(Data records)

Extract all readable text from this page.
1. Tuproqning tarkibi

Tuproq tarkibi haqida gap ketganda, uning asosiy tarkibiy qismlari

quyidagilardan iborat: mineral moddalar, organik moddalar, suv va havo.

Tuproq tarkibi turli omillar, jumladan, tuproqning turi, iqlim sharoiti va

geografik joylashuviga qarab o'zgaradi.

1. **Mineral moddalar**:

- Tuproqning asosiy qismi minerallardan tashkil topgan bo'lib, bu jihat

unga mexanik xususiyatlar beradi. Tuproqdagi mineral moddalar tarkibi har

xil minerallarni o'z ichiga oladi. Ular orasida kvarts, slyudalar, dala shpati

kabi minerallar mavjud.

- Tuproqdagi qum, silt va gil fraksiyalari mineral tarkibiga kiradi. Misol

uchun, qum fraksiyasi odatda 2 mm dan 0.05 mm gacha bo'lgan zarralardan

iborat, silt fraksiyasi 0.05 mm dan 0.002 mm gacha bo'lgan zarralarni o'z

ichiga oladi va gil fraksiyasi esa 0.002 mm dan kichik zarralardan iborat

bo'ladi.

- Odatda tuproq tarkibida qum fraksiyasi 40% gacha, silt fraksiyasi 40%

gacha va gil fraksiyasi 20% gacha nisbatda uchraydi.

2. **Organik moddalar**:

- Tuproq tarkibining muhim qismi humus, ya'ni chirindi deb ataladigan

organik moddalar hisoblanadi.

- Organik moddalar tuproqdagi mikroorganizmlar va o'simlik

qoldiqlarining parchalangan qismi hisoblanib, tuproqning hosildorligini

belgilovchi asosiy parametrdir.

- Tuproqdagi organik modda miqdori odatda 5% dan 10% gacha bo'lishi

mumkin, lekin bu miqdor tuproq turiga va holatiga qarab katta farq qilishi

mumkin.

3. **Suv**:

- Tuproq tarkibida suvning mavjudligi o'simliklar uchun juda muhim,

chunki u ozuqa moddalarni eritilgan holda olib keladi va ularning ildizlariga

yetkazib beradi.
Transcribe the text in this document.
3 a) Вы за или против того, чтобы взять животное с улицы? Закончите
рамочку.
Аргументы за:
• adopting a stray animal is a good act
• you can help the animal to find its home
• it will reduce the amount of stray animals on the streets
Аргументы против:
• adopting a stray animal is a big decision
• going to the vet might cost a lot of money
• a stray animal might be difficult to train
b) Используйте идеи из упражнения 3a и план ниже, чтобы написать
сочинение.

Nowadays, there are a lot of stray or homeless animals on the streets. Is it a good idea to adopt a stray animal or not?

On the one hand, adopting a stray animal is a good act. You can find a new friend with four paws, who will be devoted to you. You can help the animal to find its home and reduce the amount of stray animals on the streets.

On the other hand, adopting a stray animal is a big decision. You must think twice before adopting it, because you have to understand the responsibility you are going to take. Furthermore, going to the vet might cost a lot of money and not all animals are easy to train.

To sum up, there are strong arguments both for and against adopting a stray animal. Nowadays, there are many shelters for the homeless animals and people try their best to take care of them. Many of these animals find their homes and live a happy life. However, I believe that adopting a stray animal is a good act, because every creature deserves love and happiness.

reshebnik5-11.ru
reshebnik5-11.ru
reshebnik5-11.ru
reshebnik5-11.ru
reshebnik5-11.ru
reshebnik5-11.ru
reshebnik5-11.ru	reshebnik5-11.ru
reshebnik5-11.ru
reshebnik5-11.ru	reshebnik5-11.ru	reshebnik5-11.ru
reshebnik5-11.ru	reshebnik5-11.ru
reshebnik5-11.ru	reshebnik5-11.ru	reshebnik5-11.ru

Problem requirements: Give only the count of lines in which the string "qarab" appears.

Reply: 2